Stated exercise:
Write out the material exactly, leaving every picture behind.

*****

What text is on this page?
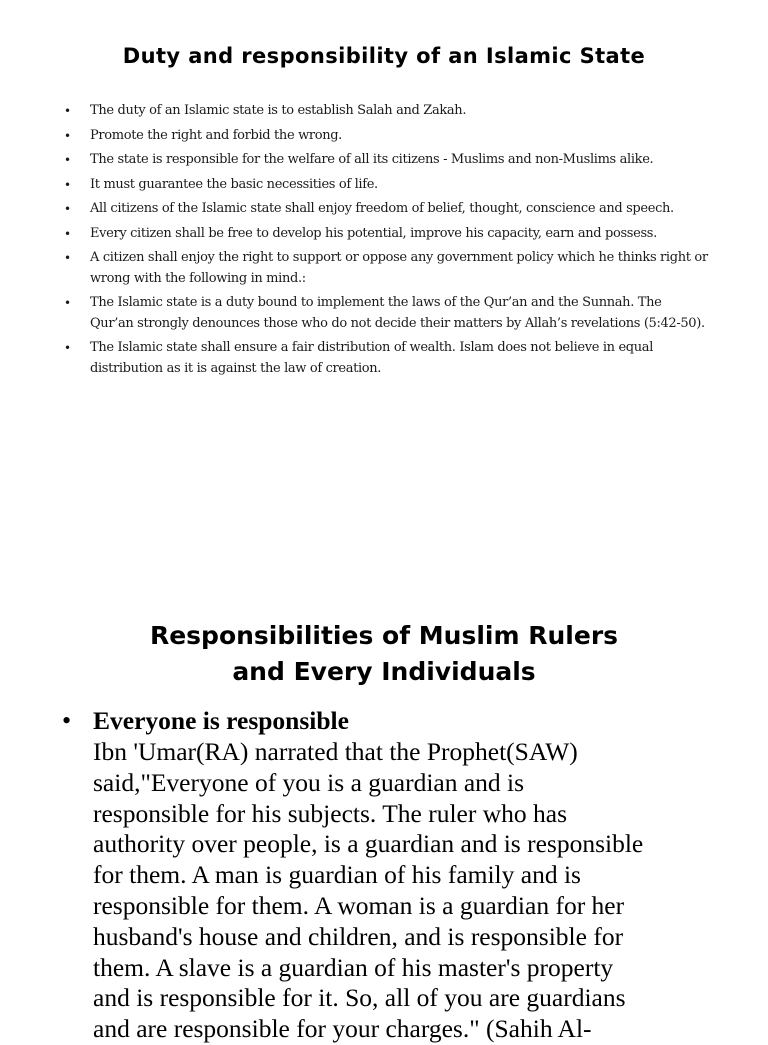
Duty and responsibility of an Islamic State
• The duty of an Islamic state is to establish Salah and Zakah.
• Promote the right and forbid the wrong.
• The state is responsible for the welfare of all its citizens - Muslims and non-Muslims alike.
• It must guarantee the basic necessities of life.
• All citizens of the Islamic state shall enjoy freedom of belief, thought, conscience and speech.
• Every citizen shall be free to develop his potential, improve his capacity, earn and possess.
• A citizen shall enjoy the right to support or oppose any government policy which he thinks right or wrong with the following in mind.:
• The Islamic state is a duty bound to implement the laws of the Qur’an and the Sunnah. The Qur’an strongly denounces those who do not decide their matters by Allah’s revelations (5:42-50).
• The Islamic state shall ensure a fair distribution of wealth. Islam does not believe in equal distribution as it is against the law of creation.
Responsibilities of Muslim Rulers
and Every Individuals
• Everyone is responsible
Ibn 'Umar(RA) narrated that the Prophet(SAW)
said,"Everyone of you is a guardian and is
responsible for his subjects. The ruler who has
authority over people, is a guardian and is responsible
for them. A man is guardian of his family and is
responsible for them. A woman is a guardian for her
husband's house and children, and is responsible for
them. A slave is a guardian of his master's property
and is responsible for it. So, all of you are guardians
and are responsible for your charges." (Sahih Al-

*****

Full output:
What text is on this page?
Duty and responsibility of an Islamic State
• The duty of an Islamic state is to establish Salah and Zakah.
• Promote the right and forbid the wrong.
• The state is responsible for the welfare of all its citizens - Muslims and non-Muslims alike.
• It must guarantee the basic necessities of life.
• All citizens of the Islamic state shall enjoy freedom of belief, thought, conscience and speech.
• Every citizen shall be free to develop his potential, improve his capacity, earn and possess.
• A citizen shall enjoy the right to support or oppose any government policy which he thinks right or wrong with the following in mind.:
• The Islamic state is a duty bound to implement the laws of the Qur’an and the Sunnah. The Qur’an strongly denounces those who do not decide their matters by Allah’s revelations (5:42-50).
• The Islamic state shall ensure a fair distribution of wealth. Islam does not believe in equal distribution as it is against the law of creation.
Responsibilities of Muslim Rulers
and Every Individuals
• Everyone is responsible
Ibn 'Umar(RA) narrated that the Prophet(SAW)
said,"Everyone of you is a guardian and is
responsible for his subjects. The ruler who has
authority over people, is a guardian and is responsible
for them. A man is guardian of his family and is
responsible for them. A woman is a guardian for her
husband's house and children, and is responsible for
them. A slave is a guardian of his master's property
and is responsible for it. So, all of you are guardians
and are responsible for your charges." (Sahih Al-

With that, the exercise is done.